- [Goal 1]
Answer these questions on the permutation-group exercise:
(a) In the hint, what is k equal to?
(b) According to the hint, what can a conjugacy class in S_n made up of even permutations turn out to be under A_n?
(c) What does the proof of the (⇐) direction assume about σ?

- [Extract provided]
___

[Math] Show that all elements in the conjugacy class of $\sigma$ in $S_n$ are conjugate in $A_n$ if and only if $\sigma$ commutes with an odd permutation.

Question

Let $\sigma\in A_n$. Show that all elements in the conjugacy class of $\sigma$ in $S_n$ (i.e. all elements of the same cycle type as $\sigma$) are conjugate in $A_n$ if and only if $\sigma$ commutes with an odd permutation.

Hint: Use the previous proven fact: Assume $H$ is normal subgroup of $G$, $\mathcal{K}$ is a conjugacy class of $G$ contained in $H$ and $x\in\mathcal{K}$. Prove that $\mathcal{K}$ is a union of $k$ conjugacy classes of equal size in $H$, where $k=|G:HC_G(x)|$. Deduce that a conjugacy class in $S_n$ which consists of even permutations is either a single conjugacy class under the action of $A_n$ or is a union of two classes of the same size in $A_n$.

Proof ($\Rightarrow$): Let $\sigma\in A_n$. Assume that all elements in the conjugacy class of $\sigma$ in $S_n$ (i.e. all elements of the same cycle type as $\sigma$) are conjugate in $A_n$. We need to show that $\sigma$ commutes with an odd permutation. By our assumption we have for all $x\in \sigma S_n\sigma^{-1}$, $\sigma\in \sigma A_n \sigma^{-1}$

Proof ($\Leftarrow$): Let $\sigma\in A_n$. Assume that $\sigma$ commutes with an odd permutation. We need to show all the elements in the conjugacy class of $\sigma$ in $S_n$ (i.e. all elements of the same cycle type as $\sigma$) are conjugate in $A_n$.

___

- [Data supplied]
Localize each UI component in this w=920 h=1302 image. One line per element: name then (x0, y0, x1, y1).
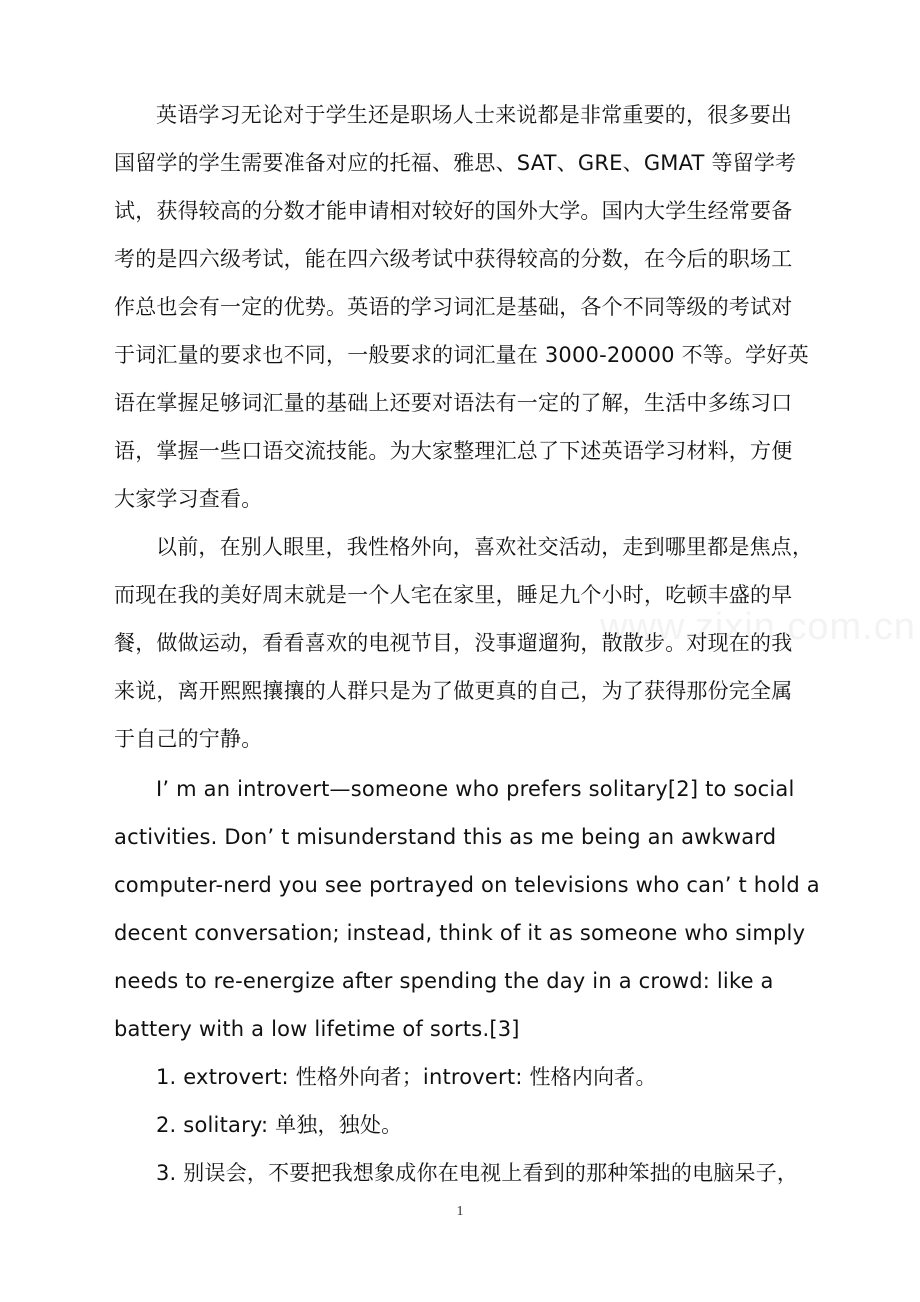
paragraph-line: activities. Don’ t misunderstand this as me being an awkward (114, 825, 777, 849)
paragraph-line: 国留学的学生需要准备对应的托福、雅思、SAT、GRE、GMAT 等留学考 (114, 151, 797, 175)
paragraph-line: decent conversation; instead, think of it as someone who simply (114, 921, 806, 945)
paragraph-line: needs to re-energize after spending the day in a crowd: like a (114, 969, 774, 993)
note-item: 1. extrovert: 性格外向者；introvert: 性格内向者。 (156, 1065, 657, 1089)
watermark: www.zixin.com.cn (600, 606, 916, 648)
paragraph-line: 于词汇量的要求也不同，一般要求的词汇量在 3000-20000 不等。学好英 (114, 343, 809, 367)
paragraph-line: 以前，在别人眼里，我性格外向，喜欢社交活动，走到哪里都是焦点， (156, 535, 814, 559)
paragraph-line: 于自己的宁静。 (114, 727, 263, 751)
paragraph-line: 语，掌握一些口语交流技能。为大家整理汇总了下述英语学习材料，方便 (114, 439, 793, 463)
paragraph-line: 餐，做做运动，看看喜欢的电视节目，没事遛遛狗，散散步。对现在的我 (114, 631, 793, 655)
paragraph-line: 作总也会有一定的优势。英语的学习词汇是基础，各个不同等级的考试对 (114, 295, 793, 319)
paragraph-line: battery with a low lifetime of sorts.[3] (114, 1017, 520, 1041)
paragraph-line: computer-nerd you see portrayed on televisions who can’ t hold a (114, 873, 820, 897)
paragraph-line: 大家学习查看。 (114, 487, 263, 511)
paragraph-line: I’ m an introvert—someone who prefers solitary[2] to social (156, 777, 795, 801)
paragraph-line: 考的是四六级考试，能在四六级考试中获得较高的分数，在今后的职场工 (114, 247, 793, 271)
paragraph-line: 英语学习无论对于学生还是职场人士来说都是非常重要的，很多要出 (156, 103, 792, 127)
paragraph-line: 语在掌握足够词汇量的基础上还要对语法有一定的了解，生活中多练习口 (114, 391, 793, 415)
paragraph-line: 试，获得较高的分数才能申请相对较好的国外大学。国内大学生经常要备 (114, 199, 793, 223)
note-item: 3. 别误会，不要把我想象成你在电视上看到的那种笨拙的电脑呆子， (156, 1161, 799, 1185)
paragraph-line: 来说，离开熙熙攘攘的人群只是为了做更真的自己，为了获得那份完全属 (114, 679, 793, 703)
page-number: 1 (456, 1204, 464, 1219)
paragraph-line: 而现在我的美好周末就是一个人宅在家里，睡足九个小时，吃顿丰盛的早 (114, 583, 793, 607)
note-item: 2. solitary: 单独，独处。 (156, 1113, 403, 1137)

___

- [Goal 2] Please reproduce the lines of the records verbatim, starting at the line that contains "paragraph-line: activities. Don’" and ending at the line that contains "583, 793, 607)", with both of those lines included.

- [Output 1]
(a) k = |G : HC_G(x)|.
(b) Either a single conjugacy class under the action of A_n or a union of two classes of the same size in A_n.
(c) That σ commutes with an odd permutation.

- [Output 2]
paragraph-line: activities. Don’ t misunderstand this as me being an awkward (114, 825, 777, 849)
paragraph-line: 国留学的学生需要准备对应的托福、雅思、SAT、GRE、GMAT 等留学考 (114, 151, 797, 175)
paragraph-line: decent conversation; instead, think of it as someone who simply (114, 921, 806, 945)
paragraph-line: needs to re-energize after spending the day in a crowd: like a (114, 969, 774, 993)
note-item: 1. extrovert: 性格外向者；introvert: 性格内向者。 (156, 1065, 657, 1089)
watermark: www.zixin.com.cn (600, 606, 916, 648)
paragraph-line: 于词汇量的要求也不同，一般要求的词汇量在 3000-20000 不等。学好英 (114, 343, 809, 367)
paragraph-line: 以前，在别人眼里，我性格外向，喜欢社交活动，走到哪里都是焦点， (156, 535, 814, 559)
paragraph-line: 于自己的宁静。 (114, 727, 263, 751)
paragraph-line: 语，掌握一些口语交流技能。为大家整理汇总了下述英语学习材料，方便 (114, 439, 793, 463)
paragraph-line: 餐，做做运动，看看喜欢的电视节目，没事遛遛狗，散散步。对现在的我 (114, 631, 793, 655)
paragraph-line: 作总也会有一定的优势。英语的学习词汇是基础，各个不同等级的考试对 (114, 295, 793, 319)
paragraph-line: battery with a low lifetime of sorts.[3] (114, 1017, 520, 1041)
paragraph-line: computer-nerd you see portrayed on televisions who can’ t hold a (114, 873, 820, 897)
paragraph-line: 大家学习查看。 (114, 487, 263, 511)
paragraph-line: I’ m an introvert—someone who prefers solitary[2] to social (156, 777, 795, 801)
paragraph-line: 考的是四六级考试，能在四六级考试中获得较高的分数，在今后的职场工 (114, 247, 793, 271)
paragraph-line: 英语学习无论对于学生还是职场人士来说都是非常重要的，很多要出 (156, 103, 792, 127)
paragraph-line: 语在掌握足够词汇量的基础上还要对语法有一定的了解，生活中多练习口 (114, 391, 793, 415)
paragraph-line: 试，获得较高的分数才能申请相对较好的国外大学。国内大学生经常要备 (114, 199, 793, 223)
note-item: 3. 别误会，不要把我想象成你在电视上看到的那种笨拙的电脑呆子， (156, 1161, 799, 1185)
paragraph-line: 来说，离开熙熙攘攘的人群只是为了做更真的自己，为了获得那份完全属 (114, 679, 793, 703)
page-number: 1 (456, 1204, 464, 1219)
paragraph-line: 而现在我的美好周末就是一个人宅在家里，睡足九个小时，吃顿丰盛的早 (114, 583, 793, 607)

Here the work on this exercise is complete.